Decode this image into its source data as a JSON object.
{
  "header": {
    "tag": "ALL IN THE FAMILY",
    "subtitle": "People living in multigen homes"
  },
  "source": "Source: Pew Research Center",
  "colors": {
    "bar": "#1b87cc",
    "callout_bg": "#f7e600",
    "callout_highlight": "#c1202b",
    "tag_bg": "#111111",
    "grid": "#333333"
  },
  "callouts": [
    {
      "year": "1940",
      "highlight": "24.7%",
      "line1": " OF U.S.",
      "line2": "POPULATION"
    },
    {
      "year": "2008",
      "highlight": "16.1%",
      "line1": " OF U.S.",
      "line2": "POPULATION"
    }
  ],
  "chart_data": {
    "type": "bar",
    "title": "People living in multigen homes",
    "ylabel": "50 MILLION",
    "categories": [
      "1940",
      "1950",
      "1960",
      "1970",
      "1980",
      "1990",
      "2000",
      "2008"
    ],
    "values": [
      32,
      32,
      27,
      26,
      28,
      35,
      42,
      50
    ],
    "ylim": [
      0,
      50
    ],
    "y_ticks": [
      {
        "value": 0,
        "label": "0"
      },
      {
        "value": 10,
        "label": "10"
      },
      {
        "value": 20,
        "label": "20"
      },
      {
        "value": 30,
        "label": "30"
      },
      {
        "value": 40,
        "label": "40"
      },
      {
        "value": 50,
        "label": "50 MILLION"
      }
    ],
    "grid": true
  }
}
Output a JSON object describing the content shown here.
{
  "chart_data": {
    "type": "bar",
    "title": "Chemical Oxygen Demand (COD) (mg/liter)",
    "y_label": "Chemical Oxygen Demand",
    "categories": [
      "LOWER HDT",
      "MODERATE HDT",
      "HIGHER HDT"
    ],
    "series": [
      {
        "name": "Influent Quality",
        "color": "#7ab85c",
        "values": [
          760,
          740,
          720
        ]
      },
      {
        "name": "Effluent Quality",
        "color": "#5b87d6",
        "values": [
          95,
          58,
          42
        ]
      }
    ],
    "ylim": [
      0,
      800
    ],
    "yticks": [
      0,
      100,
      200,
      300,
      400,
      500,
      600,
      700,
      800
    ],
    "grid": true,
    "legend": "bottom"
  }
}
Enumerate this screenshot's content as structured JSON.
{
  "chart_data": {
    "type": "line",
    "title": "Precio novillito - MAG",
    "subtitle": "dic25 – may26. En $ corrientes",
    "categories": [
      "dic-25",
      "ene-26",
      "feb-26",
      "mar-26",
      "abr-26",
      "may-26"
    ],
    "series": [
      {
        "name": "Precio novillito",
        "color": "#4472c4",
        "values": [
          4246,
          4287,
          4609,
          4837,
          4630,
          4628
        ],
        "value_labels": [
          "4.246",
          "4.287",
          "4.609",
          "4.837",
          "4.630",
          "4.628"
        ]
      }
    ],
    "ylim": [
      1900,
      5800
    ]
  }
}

————

* _Goal_:
Repeat the lines from the one containing "Enumerate this screenshot's" through the end of the listing, exactly and without any other lines; both ends are included.

* _Written response_:
Enumerate this screenshot's content as structured JSON.
{
  "chart_data": {
    "type": "line",
    "title": "Precio novillito - MAG",
    "subtitle": "dic25 – may26. En $ corrientes",
    "categories": [
      "dic-25",
      "ene-26",
      "feb-26",
      "mar-26",
      "abr-26",
      "may-26"
    ],
    "series": [
      {
        "name": "Precio novillito",
        "color": "#4472c4",
        "values": [
          4246,
          4287,
          4609,
          4837,
          4630,
          4628
        ],
        "value_labels": [
          "4.246",
          "4.287",
          "4.609",
          "4.837",
          "4.630",
          "4.628"
        ]
      }
    ],
    "ylim": [
      1900,
      5800
    ]
  }
}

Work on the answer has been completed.